Rewrite every line of the records below as a Markdown table with the columns No. and Entry, where No. is the row number and Entry is the line. Omit blank lines.

Dataset extract:
— BEGIN —

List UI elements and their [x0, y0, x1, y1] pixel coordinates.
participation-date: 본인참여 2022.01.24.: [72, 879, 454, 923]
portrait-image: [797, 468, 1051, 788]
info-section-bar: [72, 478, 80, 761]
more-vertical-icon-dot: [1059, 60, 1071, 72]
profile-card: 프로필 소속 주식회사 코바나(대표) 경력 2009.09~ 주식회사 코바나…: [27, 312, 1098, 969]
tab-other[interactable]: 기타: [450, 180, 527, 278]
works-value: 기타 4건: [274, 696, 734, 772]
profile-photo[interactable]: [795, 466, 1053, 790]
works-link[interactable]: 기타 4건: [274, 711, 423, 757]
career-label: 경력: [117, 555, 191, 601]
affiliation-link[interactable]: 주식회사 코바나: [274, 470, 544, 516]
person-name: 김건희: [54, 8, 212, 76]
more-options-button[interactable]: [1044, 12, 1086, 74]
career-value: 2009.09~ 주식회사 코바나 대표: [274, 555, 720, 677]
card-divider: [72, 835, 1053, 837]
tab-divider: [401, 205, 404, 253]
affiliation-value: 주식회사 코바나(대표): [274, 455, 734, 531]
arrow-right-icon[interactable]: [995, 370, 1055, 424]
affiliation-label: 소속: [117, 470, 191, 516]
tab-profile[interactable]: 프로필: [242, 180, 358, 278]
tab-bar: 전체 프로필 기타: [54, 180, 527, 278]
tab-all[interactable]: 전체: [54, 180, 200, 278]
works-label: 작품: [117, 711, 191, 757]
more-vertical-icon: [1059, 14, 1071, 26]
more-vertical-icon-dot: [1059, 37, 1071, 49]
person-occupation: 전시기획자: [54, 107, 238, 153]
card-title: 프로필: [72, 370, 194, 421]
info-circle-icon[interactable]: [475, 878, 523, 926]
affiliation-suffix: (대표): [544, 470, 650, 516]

— END —

Completed exercise:
| No. | Entry |
|---|---|
| 1 | List UI elements and their [x0, y0, x1, y1] pixel coordinates. |
| 2 | participation-date: 본인참여 2022.01.24.: [72, 879, 454, 923] |
| 3 | portrait-image: [797, 468, 1051, 788] |
| 4 | info-section-bar: [72, 478, 80, 761] |
| 5 | more-vertical-icon-dot: [1059, 60, 1071, 72] |
| 6 | profile-card: 프로필 소속 주식회사 코바나(대표) 경력 2009.09~ 주식회사 코바나…: [27, 312, 1098, 969] |
| 7 | tab-other[interactable]: 기타: [450, 180, 527, 278] |
| 8 | works-value: 기타 4건: [274, 696, 734, 772] |
| 9 | profile-photo[interactable]: [795, 466, 1053, 790] |
| 10 | works-link[interactable]: 기타 4건: [274, 711, 423, 757] |
| 11 | career-label: 경력: [117, 555, 191, 601] |
| 12 | affiliation-link[interactable]: 주식회사 코바나: [274, 470, 544, 516] |
| 13 | person-name: 김건희: [54, 8, 212, 76] |
| 14 | more-options-button[interactable]: [1044, 12, 1086, 74] |
| 15 | career-value: 2009.09~ 주식회사 코바나 대표: [274, 555, 720, 677] |
| 16 | card-divider: [72, 835, 1053, 837] |
| 17 | tab-divider: [401, 205, 404, 253] |
| 18 | affiliation-value: 주식회사 코바나(대표): [274, 455, 734, 531] |
| 19 | arrow-right-icon[interactable]: [995, 370, 1055, 424] |
| 20 | affiliation-label: 소속: [117, 470, 191, 516] |
| 21 | tab-profile[interactable]: 프로필: [242, 180, 358, 278] |
| 22 | tab-bar: 전체 프로필 기타: [54, 180, 527, 278] |
| 23 | tab-all[interactable]: 전체: [54, 180, 200, 278] |
| 24 | works-label: 작품: [117, 711, 191, 757] |
| 25 | more-vertical-icon: [1059, 14, 1071, 26] |
| 26 | more-vertical-icon-dot: [1059, 37, 1071, 49] |
| 27 | person-occupation: 전시기획자: [54, 107, 238, 153] |
| 28 | card-title: 프로필: [72, 370, 194, 421] |
| 29 | info-circle-icon[interactable]: [475, 878, 523, 926] |
| 30 | affiliation-suffix: (대표): [544, 470, 650, 516] |